*** Extracted material ***
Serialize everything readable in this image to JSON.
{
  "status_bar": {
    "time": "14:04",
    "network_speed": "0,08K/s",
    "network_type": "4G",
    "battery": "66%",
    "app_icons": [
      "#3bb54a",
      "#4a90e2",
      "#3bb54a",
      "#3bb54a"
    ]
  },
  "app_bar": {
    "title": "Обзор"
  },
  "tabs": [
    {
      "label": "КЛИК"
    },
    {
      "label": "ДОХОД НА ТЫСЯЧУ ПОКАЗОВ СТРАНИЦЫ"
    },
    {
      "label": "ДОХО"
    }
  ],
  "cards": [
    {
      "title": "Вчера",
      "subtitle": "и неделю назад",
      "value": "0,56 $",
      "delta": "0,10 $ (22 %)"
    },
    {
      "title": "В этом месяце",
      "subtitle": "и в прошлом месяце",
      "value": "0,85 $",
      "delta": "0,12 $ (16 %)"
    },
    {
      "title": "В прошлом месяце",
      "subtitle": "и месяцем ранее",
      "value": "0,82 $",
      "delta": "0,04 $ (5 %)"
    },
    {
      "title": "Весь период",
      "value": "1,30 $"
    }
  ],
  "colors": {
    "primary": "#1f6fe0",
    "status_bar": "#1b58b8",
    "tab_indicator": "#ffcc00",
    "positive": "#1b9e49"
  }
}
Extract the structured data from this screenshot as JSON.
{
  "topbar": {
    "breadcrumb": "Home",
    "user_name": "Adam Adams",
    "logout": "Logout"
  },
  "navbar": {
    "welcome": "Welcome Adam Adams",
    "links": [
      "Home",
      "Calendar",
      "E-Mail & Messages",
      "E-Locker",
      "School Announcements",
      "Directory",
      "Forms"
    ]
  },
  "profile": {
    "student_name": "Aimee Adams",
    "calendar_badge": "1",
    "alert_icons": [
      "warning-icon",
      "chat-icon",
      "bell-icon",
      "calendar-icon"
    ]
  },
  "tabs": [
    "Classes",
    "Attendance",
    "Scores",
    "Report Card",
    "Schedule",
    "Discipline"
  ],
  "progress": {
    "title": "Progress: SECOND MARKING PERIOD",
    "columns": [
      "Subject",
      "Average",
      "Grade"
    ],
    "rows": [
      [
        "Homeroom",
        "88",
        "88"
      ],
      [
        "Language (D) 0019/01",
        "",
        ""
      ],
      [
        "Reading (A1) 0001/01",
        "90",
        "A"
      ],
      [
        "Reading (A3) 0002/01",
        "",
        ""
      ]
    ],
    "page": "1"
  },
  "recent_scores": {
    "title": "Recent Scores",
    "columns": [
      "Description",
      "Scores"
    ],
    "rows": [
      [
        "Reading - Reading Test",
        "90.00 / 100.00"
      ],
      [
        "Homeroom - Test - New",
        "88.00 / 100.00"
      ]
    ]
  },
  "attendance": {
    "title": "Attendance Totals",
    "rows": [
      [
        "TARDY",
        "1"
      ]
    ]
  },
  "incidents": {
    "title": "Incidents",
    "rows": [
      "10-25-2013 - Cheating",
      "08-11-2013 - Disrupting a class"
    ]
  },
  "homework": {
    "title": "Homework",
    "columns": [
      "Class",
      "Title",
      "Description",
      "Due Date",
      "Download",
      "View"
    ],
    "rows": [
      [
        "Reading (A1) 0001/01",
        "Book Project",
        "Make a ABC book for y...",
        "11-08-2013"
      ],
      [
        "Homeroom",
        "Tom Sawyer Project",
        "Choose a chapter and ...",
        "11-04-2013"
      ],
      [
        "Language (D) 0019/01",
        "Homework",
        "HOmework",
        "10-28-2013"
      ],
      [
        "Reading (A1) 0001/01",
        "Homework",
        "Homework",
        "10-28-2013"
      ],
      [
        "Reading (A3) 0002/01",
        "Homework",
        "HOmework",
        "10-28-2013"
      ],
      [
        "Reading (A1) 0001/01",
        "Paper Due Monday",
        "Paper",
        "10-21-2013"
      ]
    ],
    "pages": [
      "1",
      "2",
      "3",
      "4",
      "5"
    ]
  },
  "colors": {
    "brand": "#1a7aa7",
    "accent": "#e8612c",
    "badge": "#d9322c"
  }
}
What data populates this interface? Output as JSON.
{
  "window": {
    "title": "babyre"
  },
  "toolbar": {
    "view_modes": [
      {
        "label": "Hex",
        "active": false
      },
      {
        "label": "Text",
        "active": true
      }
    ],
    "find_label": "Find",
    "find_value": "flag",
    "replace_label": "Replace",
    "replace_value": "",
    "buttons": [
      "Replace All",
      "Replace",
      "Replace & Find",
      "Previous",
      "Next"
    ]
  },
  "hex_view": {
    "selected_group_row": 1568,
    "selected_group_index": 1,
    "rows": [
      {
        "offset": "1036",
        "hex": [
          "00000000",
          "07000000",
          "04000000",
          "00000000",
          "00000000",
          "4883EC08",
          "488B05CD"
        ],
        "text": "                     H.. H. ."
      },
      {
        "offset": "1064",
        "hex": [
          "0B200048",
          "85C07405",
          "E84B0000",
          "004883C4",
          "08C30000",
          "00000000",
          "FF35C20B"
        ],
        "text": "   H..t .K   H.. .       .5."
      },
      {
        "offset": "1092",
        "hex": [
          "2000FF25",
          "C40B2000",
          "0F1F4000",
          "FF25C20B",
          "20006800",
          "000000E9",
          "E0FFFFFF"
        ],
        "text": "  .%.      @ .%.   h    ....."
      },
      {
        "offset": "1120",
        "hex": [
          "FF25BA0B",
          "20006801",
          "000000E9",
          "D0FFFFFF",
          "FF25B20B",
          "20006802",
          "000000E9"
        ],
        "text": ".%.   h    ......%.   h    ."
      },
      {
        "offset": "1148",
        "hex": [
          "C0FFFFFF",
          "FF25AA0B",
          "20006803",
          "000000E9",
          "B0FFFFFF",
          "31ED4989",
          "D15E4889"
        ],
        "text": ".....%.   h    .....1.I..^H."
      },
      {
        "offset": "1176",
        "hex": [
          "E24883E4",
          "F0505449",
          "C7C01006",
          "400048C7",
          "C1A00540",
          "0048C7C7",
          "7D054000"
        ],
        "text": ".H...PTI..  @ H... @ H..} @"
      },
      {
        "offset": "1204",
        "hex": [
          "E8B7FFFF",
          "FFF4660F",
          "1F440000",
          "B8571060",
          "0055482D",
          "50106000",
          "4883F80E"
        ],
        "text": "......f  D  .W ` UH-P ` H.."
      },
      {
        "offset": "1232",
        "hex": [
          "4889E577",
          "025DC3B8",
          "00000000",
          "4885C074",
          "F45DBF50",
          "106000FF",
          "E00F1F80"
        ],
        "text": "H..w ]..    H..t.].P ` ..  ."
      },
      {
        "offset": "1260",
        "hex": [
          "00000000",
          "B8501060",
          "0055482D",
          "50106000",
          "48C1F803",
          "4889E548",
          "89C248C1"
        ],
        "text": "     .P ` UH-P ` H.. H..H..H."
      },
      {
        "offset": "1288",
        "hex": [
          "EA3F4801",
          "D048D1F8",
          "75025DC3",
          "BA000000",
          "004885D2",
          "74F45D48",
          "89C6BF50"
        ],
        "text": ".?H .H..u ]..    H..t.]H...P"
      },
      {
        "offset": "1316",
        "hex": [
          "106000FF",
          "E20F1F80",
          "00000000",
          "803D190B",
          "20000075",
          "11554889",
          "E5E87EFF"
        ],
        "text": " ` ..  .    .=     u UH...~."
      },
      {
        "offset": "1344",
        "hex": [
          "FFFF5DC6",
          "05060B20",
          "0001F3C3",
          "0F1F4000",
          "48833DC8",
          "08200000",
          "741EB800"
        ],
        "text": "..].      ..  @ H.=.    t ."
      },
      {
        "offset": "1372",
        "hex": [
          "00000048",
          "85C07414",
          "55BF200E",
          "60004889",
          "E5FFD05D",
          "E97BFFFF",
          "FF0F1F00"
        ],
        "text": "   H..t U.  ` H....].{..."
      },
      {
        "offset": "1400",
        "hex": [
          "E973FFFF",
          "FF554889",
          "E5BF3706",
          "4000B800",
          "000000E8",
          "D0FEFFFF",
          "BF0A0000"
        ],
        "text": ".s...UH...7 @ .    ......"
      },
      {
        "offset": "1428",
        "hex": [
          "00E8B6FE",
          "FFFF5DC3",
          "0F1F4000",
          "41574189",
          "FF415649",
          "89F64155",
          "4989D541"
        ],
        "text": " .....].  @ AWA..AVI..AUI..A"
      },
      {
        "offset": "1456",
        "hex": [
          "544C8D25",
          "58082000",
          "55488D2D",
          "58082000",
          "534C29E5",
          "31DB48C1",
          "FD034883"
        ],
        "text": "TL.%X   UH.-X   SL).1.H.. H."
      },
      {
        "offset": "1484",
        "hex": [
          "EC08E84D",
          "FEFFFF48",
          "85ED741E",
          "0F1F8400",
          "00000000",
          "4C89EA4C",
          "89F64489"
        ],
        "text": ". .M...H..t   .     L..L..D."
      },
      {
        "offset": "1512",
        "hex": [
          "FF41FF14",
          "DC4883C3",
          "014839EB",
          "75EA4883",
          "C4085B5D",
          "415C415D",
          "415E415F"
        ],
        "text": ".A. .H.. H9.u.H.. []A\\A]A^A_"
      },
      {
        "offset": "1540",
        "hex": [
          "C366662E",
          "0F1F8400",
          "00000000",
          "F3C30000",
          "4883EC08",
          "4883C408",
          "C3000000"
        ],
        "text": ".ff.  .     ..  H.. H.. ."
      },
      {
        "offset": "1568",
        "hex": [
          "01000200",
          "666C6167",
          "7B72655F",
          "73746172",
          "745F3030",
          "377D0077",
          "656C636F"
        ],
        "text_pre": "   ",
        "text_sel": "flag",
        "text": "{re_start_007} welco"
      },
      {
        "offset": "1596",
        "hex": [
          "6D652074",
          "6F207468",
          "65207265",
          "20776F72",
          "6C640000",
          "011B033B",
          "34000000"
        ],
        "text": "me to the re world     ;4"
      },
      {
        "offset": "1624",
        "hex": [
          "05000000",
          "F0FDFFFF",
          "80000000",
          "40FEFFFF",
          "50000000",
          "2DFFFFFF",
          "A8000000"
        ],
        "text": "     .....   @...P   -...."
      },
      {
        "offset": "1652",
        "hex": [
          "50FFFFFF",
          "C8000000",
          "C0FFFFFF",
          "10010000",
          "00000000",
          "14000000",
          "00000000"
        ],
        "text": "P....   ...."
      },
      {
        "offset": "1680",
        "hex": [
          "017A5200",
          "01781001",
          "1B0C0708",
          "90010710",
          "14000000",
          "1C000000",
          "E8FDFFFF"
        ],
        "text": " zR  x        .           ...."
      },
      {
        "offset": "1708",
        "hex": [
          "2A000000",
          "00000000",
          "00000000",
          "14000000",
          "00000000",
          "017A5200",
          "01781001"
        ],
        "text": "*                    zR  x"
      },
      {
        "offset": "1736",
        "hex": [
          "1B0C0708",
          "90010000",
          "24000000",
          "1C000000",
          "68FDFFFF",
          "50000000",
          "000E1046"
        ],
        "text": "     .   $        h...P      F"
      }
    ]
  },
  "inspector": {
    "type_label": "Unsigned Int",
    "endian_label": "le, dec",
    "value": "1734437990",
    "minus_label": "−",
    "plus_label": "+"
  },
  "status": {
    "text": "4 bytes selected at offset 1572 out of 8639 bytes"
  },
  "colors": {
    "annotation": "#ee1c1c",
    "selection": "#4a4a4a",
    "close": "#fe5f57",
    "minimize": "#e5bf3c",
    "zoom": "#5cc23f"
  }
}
***
# [Goal]
Find the word "Test" in the entries, and copy every line it shows up in.

# [Written response]
        "Reading - Reading Test",
        "Homeroom - Test - New",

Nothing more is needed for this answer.